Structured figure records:
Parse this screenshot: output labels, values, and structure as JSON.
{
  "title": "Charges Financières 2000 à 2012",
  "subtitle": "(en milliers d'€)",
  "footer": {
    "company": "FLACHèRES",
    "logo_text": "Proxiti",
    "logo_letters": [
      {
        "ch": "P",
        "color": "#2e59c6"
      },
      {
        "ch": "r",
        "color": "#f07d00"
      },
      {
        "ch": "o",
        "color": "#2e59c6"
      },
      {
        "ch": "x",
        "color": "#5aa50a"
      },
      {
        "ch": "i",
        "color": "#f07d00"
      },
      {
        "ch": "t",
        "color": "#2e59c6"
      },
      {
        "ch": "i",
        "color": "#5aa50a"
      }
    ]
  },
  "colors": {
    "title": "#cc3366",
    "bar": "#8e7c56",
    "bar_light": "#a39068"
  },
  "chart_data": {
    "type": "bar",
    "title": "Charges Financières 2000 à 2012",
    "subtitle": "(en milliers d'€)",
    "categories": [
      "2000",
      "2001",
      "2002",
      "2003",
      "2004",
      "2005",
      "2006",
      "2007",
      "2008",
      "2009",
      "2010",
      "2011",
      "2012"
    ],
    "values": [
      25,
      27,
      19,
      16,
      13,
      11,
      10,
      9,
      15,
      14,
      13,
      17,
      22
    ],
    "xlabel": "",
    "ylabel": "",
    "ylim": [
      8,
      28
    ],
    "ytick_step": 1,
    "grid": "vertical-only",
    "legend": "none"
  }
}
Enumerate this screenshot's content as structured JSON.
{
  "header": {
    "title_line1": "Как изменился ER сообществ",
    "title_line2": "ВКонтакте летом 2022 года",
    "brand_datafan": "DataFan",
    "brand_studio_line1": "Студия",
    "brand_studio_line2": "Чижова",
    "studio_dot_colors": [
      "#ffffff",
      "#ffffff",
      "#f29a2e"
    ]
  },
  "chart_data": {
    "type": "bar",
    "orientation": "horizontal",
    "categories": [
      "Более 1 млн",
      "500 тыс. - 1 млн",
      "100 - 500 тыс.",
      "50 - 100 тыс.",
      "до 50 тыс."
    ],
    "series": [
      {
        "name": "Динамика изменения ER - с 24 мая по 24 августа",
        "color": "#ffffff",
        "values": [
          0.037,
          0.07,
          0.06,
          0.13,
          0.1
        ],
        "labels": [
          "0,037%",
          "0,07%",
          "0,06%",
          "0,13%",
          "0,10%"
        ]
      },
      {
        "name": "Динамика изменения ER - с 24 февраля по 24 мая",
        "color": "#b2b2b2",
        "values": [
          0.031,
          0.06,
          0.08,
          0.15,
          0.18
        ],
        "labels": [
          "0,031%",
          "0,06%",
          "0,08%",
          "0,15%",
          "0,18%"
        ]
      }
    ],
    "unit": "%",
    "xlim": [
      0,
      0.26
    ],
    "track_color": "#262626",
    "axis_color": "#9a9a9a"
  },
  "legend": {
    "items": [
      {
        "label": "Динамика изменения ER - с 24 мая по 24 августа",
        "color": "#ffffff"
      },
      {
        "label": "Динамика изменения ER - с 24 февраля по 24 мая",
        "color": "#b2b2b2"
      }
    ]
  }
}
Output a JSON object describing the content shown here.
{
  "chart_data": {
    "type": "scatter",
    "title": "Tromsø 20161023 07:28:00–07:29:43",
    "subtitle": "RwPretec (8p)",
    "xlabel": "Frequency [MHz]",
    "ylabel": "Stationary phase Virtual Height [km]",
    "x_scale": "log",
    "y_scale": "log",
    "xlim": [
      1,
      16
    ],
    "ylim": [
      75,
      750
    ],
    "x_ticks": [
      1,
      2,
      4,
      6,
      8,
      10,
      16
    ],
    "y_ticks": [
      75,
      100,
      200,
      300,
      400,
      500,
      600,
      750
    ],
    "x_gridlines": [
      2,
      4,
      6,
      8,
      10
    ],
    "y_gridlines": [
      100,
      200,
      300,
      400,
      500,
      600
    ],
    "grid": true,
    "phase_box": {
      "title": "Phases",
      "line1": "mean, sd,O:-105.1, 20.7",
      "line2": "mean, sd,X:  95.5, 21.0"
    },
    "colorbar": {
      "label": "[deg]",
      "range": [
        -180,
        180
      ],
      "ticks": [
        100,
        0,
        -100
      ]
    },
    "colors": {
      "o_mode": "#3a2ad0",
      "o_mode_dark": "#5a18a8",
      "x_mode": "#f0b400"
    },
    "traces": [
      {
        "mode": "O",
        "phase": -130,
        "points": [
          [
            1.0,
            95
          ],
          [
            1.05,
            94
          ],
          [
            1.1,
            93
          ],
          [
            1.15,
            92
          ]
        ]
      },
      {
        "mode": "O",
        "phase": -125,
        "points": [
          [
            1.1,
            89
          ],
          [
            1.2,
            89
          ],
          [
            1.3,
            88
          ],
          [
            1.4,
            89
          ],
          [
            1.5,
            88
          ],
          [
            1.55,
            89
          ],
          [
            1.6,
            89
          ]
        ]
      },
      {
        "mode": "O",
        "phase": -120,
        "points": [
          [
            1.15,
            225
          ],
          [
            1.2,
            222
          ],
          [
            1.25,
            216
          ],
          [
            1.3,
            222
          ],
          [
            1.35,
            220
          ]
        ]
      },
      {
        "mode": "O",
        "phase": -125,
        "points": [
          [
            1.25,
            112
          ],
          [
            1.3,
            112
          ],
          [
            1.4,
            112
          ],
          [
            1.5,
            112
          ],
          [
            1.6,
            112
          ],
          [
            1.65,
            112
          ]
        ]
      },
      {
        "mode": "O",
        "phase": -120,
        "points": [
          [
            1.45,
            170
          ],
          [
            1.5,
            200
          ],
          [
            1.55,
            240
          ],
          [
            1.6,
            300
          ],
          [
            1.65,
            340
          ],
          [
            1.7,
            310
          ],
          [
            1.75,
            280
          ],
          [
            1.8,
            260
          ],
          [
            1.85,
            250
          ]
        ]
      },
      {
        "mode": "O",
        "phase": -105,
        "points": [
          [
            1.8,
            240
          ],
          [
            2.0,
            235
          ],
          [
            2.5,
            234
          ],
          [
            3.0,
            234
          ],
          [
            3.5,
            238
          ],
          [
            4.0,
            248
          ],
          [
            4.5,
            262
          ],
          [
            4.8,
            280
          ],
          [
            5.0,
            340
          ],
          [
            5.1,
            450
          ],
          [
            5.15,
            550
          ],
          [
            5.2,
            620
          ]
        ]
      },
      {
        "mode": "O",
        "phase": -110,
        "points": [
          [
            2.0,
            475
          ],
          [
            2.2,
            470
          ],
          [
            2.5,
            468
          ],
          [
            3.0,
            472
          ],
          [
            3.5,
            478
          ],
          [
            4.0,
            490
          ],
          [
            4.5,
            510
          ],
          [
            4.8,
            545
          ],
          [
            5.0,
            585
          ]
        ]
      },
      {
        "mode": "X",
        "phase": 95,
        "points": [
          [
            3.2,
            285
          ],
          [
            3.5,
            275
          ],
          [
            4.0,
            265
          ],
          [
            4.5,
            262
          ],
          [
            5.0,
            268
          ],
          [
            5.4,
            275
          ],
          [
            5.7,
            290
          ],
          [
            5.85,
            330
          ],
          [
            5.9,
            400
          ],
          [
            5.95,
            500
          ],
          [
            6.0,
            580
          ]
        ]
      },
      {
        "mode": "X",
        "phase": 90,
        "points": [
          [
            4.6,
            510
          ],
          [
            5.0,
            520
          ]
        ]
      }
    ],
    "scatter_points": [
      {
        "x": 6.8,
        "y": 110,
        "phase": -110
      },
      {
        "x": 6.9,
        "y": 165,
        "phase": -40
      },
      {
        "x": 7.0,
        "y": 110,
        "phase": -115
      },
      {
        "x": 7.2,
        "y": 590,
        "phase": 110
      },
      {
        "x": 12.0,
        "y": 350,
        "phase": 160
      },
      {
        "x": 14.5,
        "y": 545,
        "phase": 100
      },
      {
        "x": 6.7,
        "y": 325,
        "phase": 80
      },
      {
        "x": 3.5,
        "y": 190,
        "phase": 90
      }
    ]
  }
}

STATED GOAL: Copy out each line of the data where the string "subtitle" appears.

RESULT OF THE TASK:
  "subtitle": "(en milliers d'€)",
    "subtitle": "(en milliers d'€)",
    "subtitle": "RwPretec (8p)",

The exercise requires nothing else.